Aim of the task => Find each line with the string "name" and copy it.

Dataset listings of figures
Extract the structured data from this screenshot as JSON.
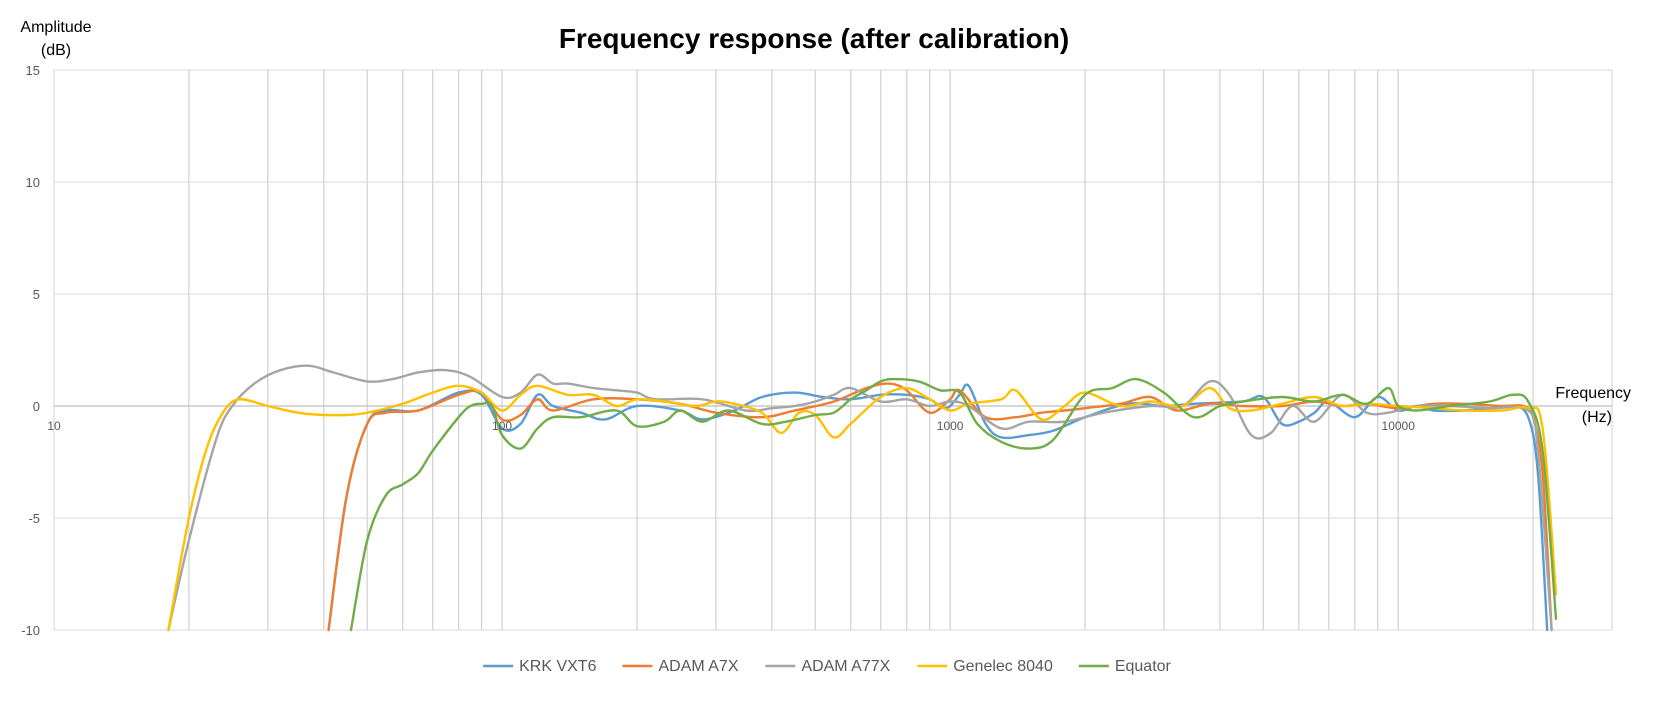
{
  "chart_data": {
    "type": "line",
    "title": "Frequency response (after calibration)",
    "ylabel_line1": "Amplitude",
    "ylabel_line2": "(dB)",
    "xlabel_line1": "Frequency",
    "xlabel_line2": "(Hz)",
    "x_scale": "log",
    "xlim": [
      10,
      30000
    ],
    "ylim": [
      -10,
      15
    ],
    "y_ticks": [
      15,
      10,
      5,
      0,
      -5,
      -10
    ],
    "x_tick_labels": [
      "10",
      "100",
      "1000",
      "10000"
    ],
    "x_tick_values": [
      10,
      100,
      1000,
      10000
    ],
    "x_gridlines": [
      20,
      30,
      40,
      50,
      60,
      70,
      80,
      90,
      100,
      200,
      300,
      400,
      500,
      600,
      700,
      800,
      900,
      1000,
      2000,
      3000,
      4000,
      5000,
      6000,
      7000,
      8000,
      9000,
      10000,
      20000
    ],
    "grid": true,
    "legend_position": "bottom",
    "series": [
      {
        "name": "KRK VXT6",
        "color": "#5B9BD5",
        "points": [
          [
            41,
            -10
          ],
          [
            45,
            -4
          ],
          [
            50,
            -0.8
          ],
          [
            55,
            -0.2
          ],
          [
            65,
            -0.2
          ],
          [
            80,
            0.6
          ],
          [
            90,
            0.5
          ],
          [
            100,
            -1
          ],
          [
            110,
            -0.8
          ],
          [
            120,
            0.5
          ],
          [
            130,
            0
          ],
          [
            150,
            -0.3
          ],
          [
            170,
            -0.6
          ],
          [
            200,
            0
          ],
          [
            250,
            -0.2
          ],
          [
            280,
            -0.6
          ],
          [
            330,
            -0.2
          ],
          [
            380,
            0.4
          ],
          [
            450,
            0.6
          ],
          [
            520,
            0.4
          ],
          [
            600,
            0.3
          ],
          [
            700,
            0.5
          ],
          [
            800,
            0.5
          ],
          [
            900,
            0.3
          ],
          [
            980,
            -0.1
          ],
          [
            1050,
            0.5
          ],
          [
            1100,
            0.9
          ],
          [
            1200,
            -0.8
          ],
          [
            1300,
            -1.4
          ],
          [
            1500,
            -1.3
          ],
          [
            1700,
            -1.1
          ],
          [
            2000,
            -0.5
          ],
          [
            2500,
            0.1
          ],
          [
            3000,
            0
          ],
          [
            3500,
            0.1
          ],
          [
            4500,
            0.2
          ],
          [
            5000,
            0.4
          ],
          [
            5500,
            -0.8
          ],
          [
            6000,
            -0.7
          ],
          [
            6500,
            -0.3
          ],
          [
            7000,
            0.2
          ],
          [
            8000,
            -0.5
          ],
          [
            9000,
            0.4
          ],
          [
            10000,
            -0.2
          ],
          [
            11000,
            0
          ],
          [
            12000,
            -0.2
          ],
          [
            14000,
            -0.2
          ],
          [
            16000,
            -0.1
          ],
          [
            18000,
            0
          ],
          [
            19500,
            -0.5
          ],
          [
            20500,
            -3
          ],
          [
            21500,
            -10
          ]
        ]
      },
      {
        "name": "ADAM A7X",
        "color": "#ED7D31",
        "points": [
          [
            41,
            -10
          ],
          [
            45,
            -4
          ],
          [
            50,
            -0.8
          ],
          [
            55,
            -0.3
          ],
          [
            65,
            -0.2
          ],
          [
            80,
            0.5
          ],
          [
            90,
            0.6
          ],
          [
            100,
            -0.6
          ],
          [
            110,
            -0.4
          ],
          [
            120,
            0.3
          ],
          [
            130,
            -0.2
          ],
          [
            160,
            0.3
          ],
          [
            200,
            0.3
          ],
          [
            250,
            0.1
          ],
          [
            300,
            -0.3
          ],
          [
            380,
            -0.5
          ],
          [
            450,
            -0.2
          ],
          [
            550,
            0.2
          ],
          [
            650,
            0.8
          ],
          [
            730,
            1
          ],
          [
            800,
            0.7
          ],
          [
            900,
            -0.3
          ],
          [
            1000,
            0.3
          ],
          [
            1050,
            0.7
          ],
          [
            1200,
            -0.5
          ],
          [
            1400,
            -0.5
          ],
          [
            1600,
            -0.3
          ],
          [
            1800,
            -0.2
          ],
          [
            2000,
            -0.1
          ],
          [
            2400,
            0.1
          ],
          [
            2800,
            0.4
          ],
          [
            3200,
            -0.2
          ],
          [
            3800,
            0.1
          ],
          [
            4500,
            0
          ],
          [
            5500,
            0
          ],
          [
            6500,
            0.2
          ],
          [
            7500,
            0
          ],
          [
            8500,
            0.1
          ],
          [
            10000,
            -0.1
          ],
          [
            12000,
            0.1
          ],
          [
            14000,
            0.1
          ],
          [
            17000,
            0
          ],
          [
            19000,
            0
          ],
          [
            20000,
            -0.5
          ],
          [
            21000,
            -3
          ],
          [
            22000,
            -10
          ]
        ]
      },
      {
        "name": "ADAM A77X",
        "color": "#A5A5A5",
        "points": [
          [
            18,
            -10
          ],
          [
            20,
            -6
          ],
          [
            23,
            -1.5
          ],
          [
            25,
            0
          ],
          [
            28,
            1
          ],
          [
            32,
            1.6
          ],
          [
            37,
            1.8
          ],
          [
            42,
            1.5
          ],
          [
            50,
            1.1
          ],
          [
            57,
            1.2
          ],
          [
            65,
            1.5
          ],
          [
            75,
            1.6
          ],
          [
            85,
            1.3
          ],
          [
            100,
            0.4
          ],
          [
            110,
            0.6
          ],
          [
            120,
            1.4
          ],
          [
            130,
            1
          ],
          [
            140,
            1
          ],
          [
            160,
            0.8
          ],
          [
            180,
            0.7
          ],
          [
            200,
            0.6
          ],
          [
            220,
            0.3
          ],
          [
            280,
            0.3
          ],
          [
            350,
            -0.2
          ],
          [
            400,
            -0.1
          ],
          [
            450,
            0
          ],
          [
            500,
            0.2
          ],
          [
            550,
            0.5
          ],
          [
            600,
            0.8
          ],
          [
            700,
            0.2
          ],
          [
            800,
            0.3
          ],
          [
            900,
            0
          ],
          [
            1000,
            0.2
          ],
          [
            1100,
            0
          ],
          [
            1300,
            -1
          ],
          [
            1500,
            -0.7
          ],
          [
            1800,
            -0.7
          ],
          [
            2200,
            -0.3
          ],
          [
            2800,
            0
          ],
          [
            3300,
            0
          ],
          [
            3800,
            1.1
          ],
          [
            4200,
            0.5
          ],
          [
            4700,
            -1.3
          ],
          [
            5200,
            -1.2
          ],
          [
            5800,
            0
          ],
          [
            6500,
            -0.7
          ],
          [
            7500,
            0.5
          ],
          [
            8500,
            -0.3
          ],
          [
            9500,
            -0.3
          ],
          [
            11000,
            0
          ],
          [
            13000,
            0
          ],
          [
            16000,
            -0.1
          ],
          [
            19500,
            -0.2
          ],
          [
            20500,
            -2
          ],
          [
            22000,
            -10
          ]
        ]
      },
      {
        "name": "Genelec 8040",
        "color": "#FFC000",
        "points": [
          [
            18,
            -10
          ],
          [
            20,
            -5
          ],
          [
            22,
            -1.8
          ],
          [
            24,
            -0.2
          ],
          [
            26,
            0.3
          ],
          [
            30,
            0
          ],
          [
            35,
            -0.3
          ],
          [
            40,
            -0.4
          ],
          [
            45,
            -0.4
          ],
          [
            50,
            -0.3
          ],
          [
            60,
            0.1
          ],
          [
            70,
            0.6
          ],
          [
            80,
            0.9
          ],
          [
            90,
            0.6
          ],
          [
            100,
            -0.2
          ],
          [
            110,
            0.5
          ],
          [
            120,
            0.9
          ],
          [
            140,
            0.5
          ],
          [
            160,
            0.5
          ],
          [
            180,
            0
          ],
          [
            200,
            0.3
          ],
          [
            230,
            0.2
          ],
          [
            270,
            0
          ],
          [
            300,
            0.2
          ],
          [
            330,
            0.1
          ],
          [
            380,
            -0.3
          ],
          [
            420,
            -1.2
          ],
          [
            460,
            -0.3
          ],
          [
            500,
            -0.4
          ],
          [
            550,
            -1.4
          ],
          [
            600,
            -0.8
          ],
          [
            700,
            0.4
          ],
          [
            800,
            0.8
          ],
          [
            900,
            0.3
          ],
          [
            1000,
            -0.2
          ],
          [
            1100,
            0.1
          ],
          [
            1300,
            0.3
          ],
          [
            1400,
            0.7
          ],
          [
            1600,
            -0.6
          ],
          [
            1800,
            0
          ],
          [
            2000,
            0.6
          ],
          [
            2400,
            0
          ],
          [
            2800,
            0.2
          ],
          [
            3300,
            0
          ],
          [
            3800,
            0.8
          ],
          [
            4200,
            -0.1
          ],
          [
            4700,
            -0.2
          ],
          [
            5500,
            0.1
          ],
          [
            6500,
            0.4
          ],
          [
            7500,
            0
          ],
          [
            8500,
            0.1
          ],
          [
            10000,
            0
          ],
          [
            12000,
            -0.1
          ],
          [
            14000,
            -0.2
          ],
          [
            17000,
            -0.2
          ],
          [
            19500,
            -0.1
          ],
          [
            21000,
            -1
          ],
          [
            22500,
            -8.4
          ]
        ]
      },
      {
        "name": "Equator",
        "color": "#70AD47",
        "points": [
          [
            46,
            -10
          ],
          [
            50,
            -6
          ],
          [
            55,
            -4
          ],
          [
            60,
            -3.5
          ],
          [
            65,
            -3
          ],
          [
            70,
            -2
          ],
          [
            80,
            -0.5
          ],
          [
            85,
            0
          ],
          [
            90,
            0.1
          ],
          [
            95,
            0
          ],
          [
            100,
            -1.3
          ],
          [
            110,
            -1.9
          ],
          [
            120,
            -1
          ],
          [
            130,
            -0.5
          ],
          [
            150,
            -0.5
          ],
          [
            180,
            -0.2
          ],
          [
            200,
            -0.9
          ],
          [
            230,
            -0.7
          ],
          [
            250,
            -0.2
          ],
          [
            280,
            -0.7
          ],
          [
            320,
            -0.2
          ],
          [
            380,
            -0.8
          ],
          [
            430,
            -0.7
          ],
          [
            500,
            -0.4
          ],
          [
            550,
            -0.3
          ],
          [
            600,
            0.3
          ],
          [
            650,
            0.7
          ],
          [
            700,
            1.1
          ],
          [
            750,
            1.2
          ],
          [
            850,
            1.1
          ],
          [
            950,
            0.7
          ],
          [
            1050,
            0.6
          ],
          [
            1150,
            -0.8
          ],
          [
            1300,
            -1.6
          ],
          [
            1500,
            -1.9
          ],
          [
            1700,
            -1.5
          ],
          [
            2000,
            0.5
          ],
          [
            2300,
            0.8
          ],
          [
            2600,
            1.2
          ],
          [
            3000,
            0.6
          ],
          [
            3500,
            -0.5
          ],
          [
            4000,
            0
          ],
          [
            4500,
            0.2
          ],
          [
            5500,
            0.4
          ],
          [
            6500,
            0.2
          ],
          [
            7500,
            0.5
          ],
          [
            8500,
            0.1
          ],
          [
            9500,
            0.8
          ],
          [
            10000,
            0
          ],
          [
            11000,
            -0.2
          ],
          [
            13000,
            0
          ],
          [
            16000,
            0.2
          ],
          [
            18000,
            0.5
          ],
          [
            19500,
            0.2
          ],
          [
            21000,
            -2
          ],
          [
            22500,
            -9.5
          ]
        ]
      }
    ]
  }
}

Output for this exercise =>
        "name": "KRK VXT6",
        "name": "ADAM A7X",
        "name": "ADAM A77X",
        "name": "Genelec 8040",
        "name": "Equator",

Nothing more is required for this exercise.